→ **TASK REQUIREMENTS**: Reproduce every entry in the listing without alteration.
^^^^
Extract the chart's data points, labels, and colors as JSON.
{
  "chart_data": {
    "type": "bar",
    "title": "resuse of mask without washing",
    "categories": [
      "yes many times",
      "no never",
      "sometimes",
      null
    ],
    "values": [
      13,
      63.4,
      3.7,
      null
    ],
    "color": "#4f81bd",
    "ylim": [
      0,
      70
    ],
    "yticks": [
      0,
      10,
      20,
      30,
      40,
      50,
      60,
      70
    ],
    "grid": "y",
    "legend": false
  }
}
^^^^
→ **SOLUTION TO THE EXERCISE**:
Extract the chart's data points, labels, and colors as JSON.
{
  "chart_data": {
    "type": "bar",
    "title": "resuse of mask without washing",
    "categories": [
      "yes many times",
      "no never",
      "sometimes",
      null
    ],
    "values": [
      13,
      63.4,
      3.7,
      null
    ],
    "color": "#4f81bd",
    "ylim": [
      0,
      70
    ],
    "yticks": [
      0,
      10,
      20,
      30,
      40,
      50,
      60,
      70
    ],
    "grid": "y",
    "legend": false
  }
}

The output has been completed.